[begin DATA SUPPLIED]
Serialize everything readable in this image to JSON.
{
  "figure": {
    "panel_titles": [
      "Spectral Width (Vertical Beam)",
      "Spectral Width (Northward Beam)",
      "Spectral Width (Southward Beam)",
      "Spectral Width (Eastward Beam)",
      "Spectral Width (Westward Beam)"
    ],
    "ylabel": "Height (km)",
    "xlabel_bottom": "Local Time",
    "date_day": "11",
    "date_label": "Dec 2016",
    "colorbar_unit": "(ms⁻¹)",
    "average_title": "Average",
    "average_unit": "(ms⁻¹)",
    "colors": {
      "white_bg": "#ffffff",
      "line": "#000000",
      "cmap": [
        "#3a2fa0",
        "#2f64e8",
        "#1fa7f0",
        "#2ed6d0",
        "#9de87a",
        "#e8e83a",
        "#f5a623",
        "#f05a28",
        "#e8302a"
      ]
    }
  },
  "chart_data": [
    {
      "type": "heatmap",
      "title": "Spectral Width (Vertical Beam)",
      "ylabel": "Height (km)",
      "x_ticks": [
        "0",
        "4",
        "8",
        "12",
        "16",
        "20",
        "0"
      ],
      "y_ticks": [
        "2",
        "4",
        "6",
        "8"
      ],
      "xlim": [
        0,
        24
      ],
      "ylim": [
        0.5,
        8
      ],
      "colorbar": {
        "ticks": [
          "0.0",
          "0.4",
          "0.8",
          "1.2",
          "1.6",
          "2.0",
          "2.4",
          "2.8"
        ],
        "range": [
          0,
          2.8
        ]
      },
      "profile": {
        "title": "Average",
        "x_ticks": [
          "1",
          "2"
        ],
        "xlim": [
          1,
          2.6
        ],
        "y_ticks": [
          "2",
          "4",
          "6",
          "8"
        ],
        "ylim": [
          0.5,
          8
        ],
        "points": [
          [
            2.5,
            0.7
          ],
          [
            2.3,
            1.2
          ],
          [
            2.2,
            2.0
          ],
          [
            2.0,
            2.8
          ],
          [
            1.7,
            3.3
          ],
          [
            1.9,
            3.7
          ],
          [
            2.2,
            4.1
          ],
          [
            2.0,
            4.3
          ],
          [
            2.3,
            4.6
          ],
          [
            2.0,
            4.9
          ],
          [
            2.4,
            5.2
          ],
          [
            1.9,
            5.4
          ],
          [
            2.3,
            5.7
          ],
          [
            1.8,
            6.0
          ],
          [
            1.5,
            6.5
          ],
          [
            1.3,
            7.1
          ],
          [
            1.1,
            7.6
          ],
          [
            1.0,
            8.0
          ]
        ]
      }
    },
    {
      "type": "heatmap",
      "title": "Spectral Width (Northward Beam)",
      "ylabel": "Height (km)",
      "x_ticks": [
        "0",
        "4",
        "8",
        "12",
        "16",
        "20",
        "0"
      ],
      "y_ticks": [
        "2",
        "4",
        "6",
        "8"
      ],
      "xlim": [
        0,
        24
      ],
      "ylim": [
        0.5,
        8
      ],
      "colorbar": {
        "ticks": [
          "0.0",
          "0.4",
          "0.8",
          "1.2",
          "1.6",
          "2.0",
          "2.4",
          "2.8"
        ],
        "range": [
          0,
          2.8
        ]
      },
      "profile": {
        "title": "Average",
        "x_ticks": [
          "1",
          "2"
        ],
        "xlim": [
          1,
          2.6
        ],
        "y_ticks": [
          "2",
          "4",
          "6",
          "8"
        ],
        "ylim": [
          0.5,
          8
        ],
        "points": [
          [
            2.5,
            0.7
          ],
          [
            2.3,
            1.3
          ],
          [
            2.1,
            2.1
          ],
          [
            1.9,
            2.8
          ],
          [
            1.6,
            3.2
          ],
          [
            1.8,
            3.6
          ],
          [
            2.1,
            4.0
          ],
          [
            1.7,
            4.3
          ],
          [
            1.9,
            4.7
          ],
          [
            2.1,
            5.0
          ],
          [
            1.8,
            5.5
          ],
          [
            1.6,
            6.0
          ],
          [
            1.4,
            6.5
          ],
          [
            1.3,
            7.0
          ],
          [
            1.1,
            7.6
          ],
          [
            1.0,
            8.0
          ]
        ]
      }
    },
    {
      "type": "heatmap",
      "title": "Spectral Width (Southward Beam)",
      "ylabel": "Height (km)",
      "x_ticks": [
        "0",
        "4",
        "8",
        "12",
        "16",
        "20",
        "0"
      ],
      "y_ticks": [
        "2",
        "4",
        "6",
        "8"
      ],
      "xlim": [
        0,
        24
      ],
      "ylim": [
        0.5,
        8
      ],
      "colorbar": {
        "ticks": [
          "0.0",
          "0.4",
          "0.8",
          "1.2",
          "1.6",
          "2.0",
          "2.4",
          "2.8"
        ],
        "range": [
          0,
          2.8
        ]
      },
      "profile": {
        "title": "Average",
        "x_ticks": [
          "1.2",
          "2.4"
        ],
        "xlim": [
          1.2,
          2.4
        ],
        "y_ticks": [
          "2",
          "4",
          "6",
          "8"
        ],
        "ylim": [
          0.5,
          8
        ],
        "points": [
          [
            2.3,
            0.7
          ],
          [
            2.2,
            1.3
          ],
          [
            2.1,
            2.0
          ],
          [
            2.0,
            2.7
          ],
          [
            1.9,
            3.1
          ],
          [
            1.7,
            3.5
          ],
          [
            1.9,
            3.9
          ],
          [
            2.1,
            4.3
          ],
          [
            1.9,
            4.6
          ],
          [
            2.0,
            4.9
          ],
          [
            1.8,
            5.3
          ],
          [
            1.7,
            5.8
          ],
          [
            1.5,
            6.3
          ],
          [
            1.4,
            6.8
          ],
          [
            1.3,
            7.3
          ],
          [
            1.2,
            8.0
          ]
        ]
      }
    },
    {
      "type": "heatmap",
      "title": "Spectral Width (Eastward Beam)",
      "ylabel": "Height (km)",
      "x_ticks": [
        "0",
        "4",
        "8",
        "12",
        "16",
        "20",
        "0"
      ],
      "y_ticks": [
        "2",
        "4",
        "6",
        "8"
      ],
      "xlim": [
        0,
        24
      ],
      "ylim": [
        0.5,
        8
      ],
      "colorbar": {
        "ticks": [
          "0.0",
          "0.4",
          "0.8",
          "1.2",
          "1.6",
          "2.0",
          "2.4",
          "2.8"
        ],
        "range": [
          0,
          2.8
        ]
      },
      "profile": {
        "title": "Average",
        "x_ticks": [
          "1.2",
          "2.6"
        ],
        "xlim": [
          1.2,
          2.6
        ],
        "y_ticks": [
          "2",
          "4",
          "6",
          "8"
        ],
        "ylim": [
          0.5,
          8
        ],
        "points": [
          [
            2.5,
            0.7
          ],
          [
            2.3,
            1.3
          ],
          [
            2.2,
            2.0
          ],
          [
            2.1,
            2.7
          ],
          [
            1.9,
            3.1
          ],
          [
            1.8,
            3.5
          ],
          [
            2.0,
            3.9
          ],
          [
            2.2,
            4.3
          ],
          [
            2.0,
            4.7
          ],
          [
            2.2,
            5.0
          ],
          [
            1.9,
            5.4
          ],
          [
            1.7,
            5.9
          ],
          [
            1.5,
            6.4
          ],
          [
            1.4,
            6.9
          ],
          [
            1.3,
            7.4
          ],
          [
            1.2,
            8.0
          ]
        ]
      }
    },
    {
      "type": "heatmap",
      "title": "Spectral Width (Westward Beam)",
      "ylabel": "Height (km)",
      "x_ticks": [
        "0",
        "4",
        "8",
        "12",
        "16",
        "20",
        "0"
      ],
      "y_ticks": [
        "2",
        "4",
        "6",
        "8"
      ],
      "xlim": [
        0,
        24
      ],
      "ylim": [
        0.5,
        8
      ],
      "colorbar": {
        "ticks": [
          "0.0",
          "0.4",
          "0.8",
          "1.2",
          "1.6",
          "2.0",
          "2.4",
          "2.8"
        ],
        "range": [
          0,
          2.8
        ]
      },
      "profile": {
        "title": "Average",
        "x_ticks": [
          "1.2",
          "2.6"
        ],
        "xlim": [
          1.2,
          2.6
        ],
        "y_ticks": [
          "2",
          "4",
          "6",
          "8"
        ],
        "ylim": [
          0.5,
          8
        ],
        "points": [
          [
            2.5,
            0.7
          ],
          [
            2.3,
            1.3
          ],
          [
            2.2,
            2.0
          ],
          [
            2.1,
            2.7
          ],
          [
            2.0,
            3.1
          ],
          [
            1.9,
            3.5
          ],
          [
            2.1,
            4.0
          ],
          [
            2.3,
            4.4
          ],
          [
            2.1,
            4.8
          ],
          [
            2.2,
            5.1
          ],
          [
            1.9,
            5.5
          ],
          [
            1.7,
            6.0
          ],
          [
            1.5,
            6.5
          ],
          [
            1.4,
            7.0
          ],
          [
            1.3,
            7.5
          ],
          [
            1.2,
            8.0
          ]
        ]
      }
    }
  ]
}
[end DATA SUPPLIED]
▶ WHAT YOU HAVE TO DO
Count how many lines of the listing above include "Spectral" and report that number alone.

▶ ANSWER TO THIS PROBLEM
10